(Records supplied):

## start

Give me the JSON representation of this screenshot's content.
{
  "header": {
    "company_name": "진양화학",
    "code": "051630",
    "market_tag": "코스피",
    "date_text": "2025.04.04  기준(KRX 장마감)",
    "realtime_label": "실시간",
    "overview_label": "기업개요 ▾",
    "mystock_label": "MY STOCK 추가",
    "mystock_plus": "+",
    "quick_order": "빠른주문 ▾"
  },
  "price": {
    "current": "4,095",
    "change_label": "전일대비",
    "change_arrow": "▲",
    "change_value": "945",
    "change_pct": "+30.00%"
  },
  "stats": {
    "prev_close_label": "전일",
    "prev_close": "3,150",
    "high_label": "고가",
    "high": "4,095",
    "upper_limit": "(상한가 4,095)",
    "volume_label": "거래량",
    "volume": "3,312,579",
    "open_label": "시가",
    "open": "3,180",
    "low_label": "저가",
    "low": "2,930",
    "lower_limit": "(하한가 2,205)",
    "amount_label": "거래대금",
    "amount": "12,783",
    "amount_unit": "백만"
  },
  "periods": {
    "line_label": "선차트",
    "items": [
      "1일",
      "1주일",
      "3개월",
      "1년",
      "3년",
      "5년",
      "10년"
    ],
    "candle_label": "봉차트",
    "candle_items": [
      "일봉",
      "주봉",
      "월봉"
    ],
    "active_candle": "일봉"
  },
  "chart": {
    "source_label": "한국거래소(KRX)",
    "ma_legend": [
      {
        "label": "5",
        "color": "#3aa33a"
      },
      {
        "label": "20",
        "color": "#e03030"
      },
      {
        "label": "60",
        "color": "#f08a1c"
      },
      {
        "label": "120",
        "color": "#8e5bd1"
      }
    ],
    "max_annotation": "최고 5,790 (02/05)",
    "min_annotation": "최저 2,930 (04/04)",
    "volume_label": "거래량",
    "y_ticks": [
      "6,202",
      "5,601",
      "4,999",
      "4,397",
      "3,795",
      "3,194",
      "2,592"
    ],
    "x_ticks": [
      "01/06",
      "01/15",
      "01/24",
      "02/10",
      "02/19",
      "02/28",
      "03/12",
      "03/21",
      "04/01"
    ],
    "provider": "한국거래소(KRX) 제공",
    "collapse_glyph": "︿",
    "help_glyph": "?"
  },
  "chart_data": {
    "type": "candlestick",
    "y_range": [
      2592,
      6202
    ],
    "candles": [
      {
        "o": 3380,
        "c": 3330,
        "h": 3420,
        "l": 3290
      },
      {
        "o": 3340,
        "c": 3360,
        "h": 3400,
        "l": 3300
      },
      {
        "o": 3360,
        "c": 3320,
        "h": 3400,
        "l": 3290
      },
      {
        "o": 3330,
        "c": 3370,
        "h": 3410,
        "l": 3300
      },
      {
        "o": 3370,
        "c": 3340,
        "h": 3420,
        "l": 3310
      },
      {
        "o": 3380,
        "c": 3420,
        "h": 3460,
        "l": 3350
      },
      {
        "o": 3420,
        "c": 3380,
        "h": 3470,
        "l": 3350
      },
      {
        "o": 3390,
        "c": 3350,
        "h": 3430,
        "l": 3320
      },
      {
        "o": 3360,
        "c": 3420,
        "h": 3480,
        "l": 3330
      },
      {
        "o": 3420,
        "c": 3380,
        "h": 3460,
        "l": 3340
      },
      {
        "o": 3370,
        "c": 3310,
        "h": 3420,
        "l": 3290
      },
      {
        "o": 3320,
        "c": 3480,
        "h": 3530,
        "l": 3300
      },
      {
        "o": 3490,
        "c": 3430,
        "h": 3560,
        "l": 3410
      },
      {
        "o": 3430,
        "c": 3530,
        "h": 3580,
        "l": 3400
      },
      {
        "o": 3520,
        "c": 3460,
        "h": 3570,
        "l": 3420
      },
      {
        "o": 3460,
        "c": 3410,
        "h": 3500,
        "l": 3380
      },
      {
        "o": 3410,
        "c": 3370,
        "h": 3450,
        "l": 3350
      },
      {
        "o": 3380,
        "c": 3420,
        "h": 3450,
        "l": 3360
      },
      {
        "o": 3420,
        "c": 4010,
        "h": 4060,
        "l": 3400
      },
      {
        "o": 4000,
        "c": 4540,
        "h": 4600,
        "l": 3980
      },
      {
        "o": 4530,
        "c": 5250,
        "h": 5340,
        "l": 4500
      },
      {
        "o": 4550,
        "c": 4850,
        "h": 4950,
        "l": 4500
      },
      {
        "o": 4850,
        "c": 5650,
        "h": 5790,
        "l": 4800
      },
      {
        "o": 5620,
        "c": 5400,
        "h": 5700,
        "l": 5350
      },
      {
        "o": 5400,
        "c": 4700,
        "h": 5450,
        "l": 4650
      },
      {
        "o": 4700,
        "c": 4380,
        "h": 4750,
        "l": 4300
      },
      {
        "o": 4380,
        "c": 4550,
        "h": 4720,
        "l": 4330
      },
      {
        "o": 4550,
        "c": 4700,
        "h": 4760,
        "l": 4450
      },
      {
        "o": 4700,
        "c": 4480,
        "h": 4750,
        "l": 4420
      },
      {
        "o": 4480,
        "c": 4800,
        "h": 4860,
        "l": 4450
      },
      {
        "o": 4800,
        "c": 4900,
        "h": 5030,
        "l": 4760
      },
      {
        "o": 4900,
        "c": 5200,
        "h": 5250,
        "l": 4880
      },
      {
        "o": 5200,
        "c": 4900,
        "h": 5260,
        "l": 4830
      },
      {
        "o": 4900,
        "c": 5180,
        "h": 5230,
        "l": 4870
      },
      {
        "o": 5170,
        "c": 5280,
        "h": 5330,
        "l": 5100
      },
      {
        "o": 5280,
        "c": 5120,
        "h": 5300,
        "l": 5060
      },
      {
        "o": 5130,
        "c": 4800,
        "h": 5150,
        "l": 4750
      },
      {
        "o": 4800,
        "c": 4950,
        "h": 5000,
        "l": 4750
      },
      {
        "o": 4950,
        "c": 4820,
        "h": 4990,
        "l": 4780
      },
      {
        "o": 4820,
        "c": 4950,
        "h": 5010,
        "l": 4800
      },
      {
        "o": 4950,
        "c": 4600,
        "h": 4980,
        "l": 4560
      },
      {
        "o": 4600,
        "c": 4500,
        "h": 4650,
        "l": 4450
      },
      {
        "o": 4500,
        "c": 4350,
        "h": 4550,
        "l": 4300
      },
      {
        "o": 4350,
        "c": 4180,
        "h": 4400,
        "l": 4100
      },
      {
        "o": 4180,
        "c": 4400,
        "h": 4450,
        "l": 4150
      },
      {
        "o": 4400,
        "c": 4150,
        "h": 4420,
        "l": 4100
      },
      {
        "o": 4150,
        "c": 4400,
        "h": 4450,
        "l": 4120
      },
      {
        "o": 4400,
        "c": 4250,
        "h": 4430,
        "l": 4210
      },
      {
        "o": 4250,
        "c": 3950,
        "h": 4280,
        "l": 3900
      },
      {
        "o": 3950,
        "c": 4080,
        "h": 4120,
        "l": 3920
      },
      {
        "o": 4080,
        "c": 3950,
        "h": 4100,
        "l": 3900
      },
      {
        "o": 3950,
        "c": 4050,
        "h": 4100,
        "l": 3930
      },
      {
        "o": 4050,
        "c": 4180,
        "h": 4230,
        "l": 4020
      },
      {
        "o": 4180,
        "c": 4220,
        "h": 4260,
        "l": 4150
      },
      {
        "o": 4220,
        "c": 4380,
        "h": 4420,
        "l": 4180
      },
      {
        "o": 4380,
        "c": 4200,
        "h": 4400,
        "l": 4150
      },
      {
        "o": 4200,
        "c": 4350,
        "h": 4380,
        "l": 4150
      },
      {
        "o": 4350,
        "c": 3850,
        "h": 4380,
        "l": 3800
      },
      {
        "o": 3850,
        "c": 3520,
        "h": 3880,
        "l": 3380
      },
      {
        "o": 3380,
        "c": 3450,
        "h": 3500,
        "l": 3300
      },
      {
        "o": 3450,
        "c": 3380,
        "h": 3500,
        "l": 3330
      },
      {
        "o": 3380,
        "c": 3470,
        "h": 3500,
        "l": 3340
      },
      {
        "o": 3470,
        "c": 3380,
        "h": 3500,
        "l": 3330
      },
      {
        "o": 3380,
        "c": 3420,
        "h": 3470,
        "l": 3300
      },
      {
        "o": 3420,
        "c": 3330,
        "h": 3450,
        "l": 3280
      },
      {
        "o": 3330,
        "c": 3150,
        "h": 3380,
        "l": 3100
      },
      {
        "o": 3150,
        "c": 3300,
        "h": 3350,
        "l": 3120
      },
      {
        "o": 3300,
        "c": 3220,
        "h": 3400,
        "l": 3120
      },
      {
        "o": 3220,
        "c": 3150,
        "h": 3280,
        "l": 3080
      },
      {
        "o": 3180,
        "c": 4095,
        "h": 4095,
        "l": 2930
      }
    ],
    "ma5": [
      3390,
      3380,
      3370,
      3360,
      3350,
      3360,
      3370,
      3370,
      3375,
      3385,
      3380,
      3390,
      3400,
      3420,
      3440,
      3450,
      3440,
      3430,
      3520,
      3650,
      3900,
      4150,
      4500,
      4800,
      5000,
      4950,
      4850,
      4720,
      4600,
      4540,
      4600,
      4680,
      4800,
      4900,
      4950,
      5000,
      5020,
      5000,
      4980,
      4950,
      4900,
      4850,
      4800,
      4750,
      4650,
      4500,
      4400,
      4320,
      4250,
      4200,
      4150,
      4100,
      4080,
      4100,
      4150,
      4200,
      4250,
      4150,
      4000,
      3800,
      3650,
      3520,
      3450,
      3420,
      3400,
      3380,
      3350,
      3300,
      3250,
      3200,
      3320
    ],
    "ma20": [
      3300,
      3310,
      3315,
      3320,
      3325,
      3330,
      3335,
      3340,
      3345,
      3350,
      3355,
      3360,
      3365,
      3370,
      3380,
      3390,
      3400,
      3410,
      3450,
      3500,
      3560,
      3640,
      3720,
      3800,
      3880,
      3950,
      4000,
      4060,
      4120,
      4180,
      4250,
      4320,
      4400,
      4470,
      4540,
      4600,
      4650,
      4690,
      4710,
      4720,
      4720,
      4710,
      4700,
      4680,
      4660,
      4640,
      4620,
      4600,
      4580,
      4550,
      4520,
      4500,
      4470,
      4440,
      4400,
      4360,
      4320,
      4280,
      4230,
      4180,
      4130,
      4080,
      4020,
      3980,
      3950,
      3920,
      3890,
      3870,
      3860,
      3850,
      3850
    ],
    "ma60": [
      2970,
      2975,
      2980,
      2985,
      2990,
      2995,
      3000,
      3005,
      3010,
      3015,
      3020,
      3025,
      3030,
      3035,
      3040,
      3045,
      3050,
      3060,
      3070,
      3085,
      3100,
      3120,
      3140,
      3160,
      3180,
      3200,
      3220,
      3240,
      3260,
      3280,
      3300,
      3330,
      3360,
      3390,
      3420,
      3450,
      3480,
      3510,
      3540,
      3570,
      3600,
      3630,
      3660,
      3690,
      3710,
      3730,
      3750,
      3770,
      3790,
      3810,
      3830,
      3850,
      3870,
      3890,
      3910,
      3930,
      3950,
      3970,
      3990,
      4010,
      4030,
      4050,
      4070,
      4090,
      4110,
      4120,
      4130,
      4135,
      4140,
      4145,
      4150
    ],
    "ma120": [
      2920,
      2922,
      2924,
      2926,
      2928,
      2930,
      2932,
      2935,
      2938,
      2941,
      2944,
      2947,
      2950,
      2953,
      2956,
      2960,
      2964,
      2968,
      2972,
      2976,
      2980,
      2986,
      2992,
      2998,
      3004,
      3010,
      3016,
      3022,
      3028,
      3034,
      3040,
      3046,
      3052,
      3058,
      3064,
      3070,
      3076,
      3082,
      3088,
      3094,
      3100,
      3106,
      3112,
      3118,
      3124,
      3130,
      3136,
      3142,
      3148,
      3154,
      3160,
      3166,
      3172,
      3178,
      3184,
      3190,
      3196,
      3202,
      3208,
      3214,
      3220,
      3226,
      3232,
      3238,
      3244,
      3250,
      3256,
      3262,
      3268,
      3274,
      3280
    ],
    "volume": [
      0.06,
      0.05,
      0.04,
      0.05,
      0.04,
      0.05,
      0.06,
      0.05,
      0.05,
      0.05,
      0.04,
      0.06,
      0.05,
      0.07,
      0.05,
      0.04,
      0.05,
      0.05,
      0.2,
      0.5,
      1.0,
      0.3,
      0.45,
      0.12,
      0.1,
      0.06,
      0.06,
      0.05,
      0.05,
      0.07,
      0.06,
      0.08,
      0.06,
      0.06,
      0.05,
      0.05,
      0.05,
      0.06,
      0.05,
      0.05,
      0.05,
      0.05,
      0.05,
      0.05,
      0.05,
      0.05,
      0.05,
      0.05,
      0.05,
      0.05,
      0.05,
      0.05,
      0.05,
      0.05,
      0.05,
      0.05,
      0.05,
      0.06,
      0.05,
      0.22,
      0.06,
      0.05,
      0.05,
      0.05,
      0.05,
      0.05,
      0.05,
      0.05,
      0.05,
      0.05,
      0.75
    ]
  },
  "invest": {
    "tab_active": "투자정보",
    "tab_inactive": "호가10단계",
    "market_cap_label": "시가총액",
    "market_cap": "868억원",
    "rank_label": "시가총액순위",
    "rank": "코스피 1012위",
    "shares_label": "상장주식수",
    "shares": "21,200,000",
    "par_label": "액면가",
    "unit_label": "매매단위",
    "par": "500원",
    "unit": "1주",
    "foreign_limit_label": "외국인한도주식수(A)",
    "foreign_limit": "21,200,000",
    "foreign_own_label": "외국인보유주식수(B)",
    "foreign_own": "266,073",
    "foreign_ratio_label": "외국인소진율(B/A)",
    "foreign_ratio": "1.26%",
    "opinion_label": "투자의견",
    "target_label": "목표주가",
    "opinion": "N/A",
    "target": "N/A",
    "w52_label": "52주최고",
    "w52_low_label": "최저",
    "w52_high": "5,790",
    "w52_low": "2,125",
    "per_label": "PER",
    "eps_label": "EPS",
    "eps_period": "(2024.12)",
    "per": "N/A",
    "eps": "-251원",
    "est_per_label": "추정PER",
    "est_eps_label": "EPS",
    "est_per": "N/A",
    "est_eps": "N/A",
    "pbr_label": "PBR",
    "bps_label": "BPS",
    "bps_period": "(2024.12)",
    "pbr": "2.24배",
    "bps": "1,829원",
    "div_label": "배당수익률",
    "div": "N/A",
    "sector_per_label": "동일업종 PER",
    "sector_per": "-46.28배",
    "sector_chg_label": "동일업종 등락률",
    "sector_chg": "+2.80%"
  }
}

## end

Show every line from the entries above in which the word "한국거래소" appears.

    "source_label": "한국거래소(KRX)",
    "provider": "한국거래소(KRX) 제공",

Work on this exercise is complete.